### [Consignes]
1) Répondez brièvement aux questions suivantes d'après le texte sur JLVilmouth.
(a) Que crée JLVilmouth entre des pratiques hétérogènes ?
(b) Comment se situe-t-il par rapport au champ symbolique ?
(c) Outre le thème de l'écozoophie, à quoi tient la singularité de son travail ?
2) Poursuivez le texte sur JLVilmouth à partir de sa dernière phrase.

### [Texte proposé]
────────────────────

La question d’une prise de conscience est au coeur du travail de JLVilmouth : il crée des résonnances entre pratiques hétérogènes, et des décalages qui poussent au questionnement : les choses sont à repenser.
JLVilmouth, contrairement à beaucoup d’artistes, n’essaie pas d’arrêter les choses ou de les détruire, il ne se place pas « contre » le champ symbolique (pour en créer un nouveau), mais va dans son sens pour l’infléchir, et faire modifier sa direction, son objectif.

CF : La singularité du travail de JLVilmouth ne tient pas seulement au thème de l’écozoophie, elle tient également à l’unité formelle de son travail. Il y a toujours une sorte de foyer central, dans vos travaux : le monde, vous le faites rond, vous pensez votre oeuvre comme un objet rond, quelquechose comme la terre.

────────────────────

### [Informations affichées]

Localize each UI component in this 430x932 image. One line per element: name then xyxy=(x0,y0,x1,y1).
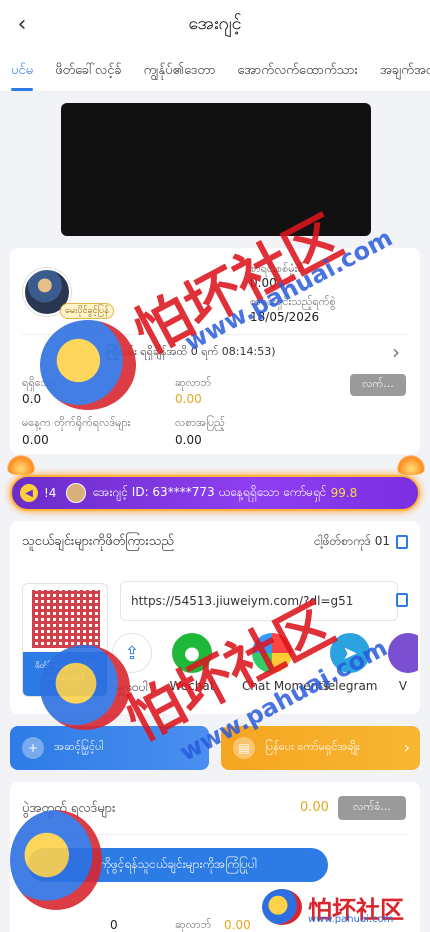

────────────────────

### [Réponses attendues]
1)
(a) Des résonnances, ainsi que des décalages qui poussent au questionnement.
(b) Il ne se place pas « contre » lui, mais va dans son sens pour l'infléchir et faire modifier sa direction, son objectif.
(c) À l'unité formelle de son travail.

2)
OZ : Le rond effectivement revient toujours dans le travail de Vilmouth, le temps est circulaire, et le rond fonctionne chez lui comme une structure formelle qui enfante tout son travail.

CF : Quelle a été l’évolution entre l’exposition L’Hiver de l’amour et l’Elysean Fields ?

OZ : L’Hiver de l’Amour, c’était une fuite, une alternative paradisiaque à la situation de l’époque : l’exposition devait être un espace complètement décalé du monde ; la fin des 80’s c’est le retour de l’argent, de la croissance, c’est la destruction écologique, la fin du politique. On a voulu présenter un monde refabriqué, comme on construit un espace de loisirs.
L’expo Elysean Fields, a été une réaction instinctive et immédiate à la situation des 90 : années sombres de crise, années Sida, années de désenchantement.

CF : L’écologie, les verts n’ont-il pas changé durant ces années 90 ?

OZ : L’écologie n’est pas le problème de l’eau, de l’air,…, c’est ça et tout le reste : on ne peut séparer les problèmes de l’écologie de ceux de l’économie, de la vie quotidienne. Le discours actuel est réducteur : il n’y a pas eu de nouveau parti écologiste comme le rêvait Guattari, pas de nouvelle Gauche.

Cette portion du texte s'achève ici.